• Written exercise: Below are records. Copy every line with "саканата" in it.

• Items:
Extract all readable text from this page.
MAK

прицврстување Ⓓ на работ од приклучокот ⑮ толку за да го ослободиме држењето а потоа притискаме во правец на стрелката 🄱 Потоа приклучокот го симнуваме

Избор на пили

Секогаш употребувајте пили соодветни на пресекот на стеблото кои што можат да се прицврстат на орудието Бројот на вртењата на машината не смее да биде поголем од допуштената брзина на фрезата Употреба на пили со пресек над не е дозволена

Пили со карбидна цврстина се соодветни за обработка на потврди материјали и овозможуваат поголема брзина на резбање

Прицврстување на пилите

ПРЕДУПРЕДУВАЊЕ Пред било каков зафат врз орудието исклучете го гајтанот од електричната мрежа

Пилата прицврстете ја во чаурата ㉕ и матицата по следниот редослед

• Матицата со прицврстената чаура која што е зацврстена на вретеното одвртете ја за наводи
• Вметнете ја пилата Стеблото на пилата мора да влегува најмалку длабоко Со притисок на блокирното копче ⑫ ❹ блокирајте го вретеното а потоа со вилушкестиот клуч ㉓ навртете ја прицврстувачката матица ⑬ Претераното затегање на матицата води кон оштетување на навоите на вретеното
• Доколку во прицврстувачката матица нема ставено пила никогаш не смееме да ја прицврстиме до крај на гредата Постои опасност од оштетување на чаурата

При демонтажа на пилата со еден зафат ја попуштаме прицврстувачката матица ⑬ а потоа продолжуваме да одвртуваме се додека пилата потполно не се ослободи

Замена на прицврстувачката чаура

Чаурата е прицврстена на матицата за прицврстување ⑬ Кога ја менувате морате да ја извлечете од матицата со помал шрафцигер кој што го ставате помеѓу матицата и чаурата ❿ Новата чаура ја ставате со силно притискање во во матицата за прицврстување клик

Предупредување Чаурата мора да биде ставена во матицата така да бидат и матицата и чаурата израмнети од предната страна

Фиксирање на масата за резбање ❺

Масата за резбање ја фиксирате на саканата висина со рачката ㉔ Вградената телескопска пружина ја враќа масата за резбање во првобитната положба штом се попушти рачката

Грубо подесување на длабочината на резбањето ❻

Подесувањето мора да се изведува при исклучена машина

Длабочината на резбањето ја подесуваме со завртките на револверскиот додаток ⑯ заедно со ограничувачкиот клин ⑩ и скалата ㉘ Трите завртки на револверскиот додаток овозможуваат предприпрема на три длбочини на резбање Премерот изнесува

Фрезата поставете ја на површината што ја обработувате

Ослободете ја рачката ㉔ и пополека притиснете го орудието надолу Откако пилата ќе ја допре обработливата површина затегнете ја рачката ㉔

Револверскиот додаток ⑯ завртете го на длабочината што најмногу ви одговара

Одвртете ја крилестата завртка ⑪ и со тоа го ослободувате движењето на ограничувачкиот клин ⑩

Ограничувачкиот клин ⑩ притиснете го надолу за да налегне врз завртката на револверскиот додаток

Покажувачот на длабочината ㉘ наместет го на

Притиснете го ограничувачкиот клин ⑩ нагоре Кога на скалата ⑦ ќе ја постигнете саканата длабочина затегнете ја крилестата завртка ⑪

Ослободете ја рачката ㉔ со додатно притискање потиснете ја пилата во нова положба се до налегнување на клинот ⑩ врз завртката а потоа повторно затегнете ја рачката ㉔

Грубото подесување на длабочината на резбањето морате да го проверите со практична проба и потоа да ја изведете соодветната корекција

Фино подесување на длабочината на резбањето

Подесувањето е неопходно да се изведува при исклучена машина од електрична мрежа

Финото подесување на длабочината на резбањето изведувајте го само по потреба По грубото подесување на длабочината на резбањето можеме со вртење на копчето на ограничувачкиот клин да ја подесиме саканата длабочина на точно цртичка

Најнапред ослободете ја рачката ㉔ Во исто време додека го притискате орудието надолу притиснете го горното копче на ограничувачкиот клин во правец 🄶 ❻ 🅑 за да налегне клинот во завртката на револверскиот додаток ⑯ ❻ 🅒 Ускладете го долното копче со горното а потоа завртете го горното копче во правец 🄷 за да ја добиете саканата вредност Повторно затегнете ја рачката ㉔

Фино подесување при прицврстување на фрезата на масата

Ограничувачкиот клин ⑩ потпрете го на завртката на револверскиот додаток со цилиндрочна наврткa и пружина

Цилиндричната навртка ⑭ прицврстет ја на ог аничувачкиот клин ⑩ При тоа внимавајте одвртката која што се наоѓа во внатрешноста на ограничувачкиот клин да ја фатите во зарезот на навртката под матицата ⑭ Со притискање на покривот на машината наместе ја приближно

• Reply to the task:
Масата за резбање ја фиксирате на саканата висина со рачката ㉔ Вградената телескопска пружина ја враќа масата за резбање во првобитната положба штом се попушти рачката
Притиснете го ограничувачкиот клин ⑩ нагоре Кога на скалата ⑦ ќе ја постигнете саканата длабочина затегнете ја крилестата завртка ⑪
Финото подесување на длабочината на резбањето изведувајте го само по потреба По грубото подесување на длабочината на резбањето можеме со вртење на копчето на ограничувачкиот клин да ја подесиме саканата длабочина на точно цртичка
Најнапред ослободете ја рачката ㉔ Во исто време додека го притискате орудието надолу притиснете го горното копче на ограничувачкиот клин во правец 🄶 ❻ 🅑 за да налегне клинот во завртката на револверскиот додаток ⑯ ❻ 🅒 Ускладете го долното копче со горното а потоа завртете го горното копче во правец 🄷 за да ја добиете саканата вредност Повторно затегнете ја рачката ㉔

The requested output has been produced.